## Goal
Write out the records below word for word, please.

##### Given records #####

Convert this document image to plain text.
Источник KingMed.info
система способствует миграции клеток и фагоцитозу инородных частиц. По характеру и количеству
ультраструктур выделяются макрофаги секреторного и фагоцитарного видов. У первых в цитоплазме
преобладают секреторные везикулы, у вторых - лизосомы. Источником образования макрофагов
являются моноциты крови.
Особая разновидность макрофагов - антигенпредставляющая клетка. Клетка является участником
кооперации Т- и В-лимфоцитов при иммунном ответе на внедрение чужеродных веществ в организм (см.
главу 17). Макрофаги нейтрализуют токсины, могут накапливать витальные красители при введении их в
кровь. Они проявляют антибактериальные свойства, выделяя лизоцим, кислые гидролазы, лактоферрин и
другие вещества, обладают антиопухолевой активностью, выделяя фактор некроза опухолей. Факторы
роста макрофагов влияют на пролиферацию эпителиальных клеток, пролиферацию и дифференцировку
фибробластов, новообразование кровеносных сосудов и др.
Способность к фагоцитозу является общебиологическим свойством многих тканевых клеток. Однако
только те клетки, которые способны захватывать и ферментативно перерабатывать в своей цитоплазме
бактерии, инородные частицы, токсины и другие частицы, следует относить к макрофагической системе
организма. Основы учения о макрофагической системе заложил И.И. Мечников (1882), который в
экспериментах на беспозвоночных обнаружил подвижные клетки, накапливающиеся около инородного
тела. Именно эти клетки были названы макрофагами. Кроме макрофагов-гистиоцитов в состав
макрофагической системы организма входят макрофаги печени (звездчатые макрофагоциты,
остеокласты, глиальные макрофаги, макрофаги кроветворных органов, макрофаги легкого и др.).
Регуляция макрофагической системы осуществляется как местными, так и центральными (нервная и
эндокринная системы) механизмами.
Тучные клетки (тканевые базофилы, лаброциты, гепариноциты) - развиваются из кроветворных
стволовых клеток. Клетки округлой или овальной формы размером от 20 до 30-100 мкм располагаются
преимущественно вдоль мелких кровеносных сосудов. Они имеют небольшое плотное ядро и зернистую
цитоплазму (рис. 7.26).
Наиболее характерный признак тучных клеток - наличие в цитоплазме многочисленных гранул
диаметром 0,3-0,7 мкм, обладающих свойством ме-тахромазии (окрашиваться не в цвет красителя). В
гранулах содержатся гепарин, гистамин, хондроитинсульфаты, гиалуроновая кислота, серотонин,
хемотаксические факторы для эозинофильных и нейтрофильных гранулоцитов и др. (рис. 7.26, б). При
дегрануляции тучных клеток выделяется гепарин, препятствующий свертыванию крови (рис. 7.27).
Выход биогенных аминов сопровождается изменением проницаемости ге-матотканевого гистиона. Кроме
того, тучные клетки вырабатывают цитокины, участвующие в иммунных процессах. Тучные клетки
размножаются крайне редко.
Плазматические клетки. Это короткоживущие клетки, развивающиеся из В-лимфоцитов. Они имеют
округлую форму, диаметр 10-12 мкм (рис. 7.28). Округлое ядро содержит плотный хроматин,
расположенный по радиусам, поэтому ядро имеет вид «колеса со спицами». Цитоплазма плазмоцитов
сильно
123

#####

## Expected answer
Convert this document image to plain text.
Источник KingMed.info
система способствует миграции клеток и фагоцитозу инородных частиц. По характеру и количеству
ультраструктур выделяются макрофаги секреторного и фагоцитарного видов. У первых в цитоплазме
преобладают секреторные везикулы, у вторых - лизосомы. Источником образования макрофагов
являются моноциты крови.
Особая разновидность макрофагов - антигенпредставляющая клетка. Клетка является участником
кооперации Т- и В-лимфоцитов при иммунном ответе на внедрение чужеродных веществ в организм (см.
главу 17). Макрофаги нейтрализуют токсины, могут накапливать витальные красители при введении их в
кровь. Они проявляют антибактериальные свойства, выделяя лизоцим, кислые гидролазы, лактоферрин и
другие вещества, обладают антиопухолевой активностью, выделяя фактор некроза опухолей. Факторы
роста макрофагов влияют на пролиферацию эпителиальных клеток, пролиферацию и дифференцировку
фибробластов, новообразование кровеносных сосудов и др.
Способность к фагоцитозу является общебиологическим свойством многих тканевых клеток. Однако
только те клетки, которые способны захватывать и ферментативно перерабатывать в своей цитоплазме
бактерии, инородные частицы, токсины и другие частицы, следует относить к макрофагической системе
организма. Основы учения о макрофагической системе заложил И.И. Мечников (1882), который в
экспериментах на беспозвоночных обнаружил подвижные клетки, накапливающиеся около инородного
тела. Именно эти клетки были названы макрофагами. Кроме макрофагов-гистиоцитов в состав
макрофагической системы организма входят макрофаги печени (звездчатые макрофагоциты,
остеокласты, глиальные макрофаги, макрофаги кроветворных органов, макрофаги легкого и др.).
Регуляция макрофагической системы осуществляется как местными, так и центральными (нервная и
эндокринная системы) механизмами.
Тучные клетки (тканевые базофилы, лаброциты, гепариноциты) - развиваются из кроветворных
стволовых клеток. Клетки округлой или овальной формы размером от 20 до 30-100 мкм располагаются
преимущественно вдоль мелких кровеносных сосудов. Они имеют небольшое плотное ядро и зернистую
цитоплазму (рис. 7.26).
Наиболее характерный признак тучных клеток - наличие в цитоплазме многочисленных гранул
диаметром 0,3-0,7 мкм, обладающих свойством ме-тахромазии (окрашиваться не в цвет красителя). В
гранулах содержатся гепарин, гистамин, хондроитинсульфаты, гиалуроновая кислота, серотонин,
хемотаксические факторы для эозинофильных и нейтрофильных гранулоцитов и др. (рис. 7.26, б). При
дегрануляции тучных клеток выделяется гепарин, препятствующий свертыванию крови (рис. 7.27).
Выход биогенных аминов сопровождается изменением проницаемости ге-матотканевого гистиона. Кроме
того, тучные клетки вырабатывают цитокины, участвующие в иммунных процессах. Тучные клетки
размножаются крайне редко.
Плазматические клетки. Это короткоживущие клетки, развивающиеся из В-лимфоцитов. Они имеют
округлую форму, диаметр 10-12 мкм (рис. 7.28). Округлое ядро содержит плотный хроматин,
расположенный по радиусам, поэтому ядро имеет вид «колеса со спицами». Цитоплазма плазмоцитов
сильно
123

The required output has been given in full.